Exercise aim => Repeat each line exactly, leaving nothing out.

Material for the task =>
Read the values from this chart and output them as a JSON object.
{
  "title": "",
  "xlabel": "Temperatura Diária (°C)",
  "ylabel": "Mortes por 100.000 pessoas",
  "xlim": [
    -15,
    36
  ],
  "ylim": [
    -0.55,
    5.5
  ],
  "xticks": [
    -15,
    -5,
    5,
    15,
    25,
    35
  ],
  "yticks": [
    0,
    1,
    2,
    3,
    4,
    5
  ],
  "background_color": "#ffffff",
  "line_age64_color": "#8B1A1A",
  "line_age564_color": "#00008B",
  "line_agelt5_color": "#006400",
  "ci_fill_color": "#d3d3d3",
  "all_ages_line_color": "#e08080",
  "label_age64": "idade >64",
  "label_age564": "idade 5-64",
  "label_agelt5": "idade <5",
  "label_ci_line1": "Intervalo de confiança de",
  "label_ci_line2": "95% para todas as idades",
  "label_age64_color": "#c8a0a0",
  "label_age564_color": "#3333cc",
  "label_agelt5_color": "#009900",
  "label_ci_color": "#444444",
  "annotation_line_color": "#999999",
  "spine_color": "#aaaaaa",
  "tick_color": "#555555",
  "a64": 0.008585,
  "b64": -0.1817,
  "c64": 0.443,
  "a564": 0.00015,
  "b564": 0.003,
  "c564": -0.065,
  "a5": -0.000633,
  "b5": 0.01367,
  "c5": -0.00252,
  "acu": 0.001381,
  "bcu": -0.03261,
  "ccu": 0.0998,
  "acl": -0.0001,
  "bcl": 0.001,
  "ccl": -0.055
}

Result =>
Read the values from this chart and output them as a JSON object.
{
  "title": "",
  "xlabel": "Temperatura Diária (°C)",
  "ylabel": "Mortes por 100.000 pessoas",
  "xlim": [
    -15,
    36
  ],
  "ylim": [
    -0.55,
    5.5
  ],
  "xticks": [
    -15,
    -5,
    5,
    15,
    25,
    35
  ],
  "yticks": [
    0,
    1,
    2,
    3,
    4,
    5
  ],
  "background_color": "#ffffff",
  "line_age64_color": "#8B1A1A",
  "line_age564_color": "#00008B",
  "line_agelt5_color": "#006400",
  "ci_fill_color": "#d3d3d3",
  "all_ages_line_color": "#e08080",
  "label_age64": "idade >64",
  "label_age564": "idade 5-64",
  "label_agelt5": "idade <5",
  "label_ci_line1": "Intervalo de confiança de",
  "label_ci_line2": "95% para todas as idades",
  "label_age64_color": "#c8a0a0",
  "label_age564_color": "#3333cc",
  "label_agelt5_color": "#009900",
  "label_ci_color": "#444444",
  "annotation_line_color": "#999999",
  "spine_color": "#aaaaaa",
  "tick_color": "#555555",
  "a64": 0.008585,
  "b64": -0.1817,
  "c64": 0.443,
  "a564": 0.00015,
  "b564": 0.003,
  "c564": -0.065,
  "a5": -0.000633,
  "b5": 0.01367,
  "c5": -0.00252,
  "acu": 0.001381,
  "bcu": -0.03261,
  "ccu": 0.0998,
  "acl": -0.0001,
  "bcl": 0.001,
  "ccl": -0.055
}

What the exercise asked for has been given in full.